◆ EXERCISE OBJECTIVE
Take every line that has the string "this" and copy it out.
=-=-=-=-=
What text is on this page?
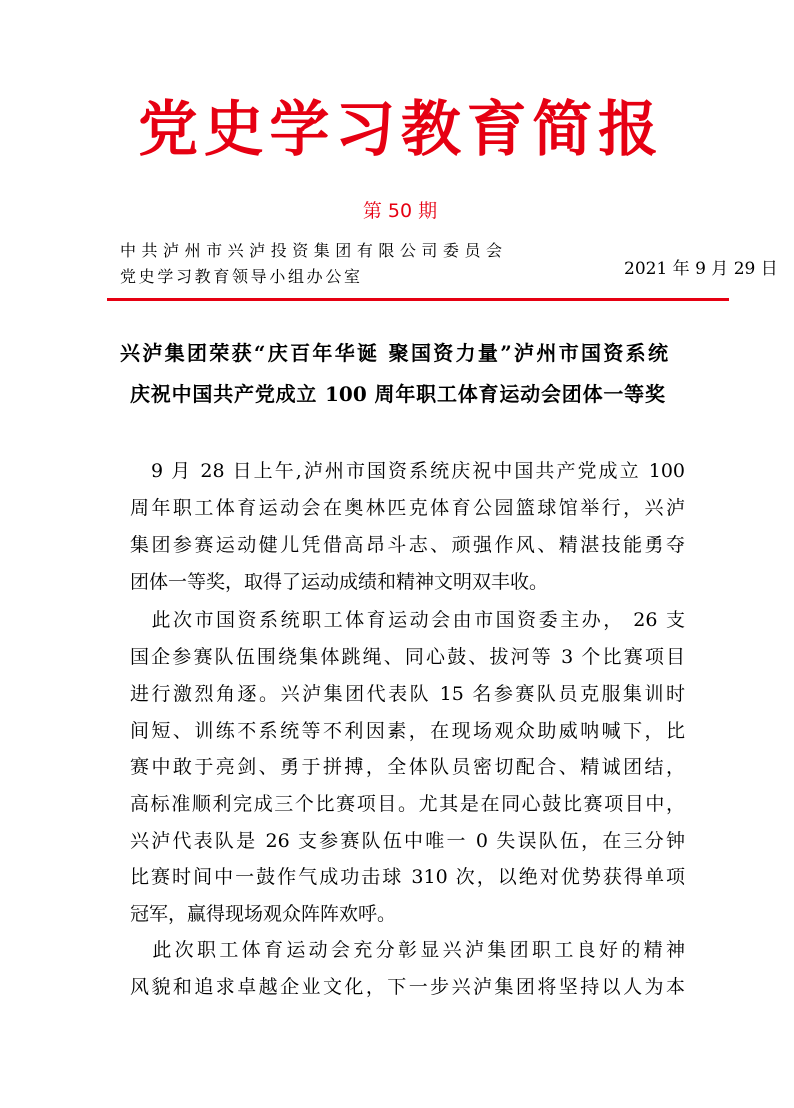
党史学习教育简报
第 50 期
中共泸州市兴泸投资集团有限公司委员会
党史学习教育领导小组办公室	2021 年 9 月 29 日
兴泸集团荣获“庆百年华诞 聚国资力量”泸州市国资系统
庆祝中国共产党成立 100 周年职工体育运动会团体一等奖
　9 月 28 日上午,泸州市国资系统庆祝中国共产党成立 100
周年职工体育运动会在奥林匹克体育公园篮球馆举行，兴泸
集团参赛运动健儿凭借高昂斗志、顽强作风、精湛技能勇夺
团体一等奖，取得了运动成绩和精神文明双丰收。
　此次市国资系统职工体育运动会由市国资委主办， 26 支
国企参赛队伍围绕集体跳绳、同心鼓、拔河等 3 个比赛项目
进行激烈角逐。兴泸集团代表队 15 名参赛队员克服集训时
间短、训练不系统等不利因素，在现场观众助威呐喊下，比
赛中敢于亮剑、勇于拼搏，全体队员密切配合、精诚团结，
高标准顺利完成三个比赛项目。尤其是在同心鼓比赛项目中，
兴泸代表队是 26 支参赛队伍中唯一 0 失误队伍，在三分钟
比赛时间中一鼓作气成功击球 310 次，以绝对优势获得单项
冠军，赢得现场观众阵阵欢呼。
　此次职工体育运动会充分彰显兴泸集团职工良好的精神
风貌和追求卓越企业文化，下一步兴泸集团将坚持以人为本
=-=-=-=-=
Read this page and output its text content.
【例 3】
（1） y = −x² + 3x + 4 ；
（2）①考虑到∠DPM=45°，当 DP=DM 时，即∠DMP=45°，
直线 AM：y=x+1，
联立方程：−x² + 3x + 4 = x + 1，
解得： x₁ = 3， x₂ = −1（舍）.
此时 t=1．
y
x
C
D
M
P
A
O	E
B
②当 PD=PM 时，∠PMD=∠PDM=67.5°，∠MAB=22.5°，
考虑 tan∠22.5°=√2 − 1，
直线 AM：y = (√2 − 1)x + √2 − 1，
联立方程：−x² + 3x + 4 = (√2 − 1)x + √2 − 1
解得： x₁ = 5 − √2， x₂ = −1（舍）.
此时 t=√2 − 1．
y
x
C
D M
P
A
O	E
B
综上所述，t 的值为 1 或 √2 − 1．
=-=-=-=-=
◆ RESPONSE TO THE EXERCISE
What text is on this page?
Read this page and output its text content.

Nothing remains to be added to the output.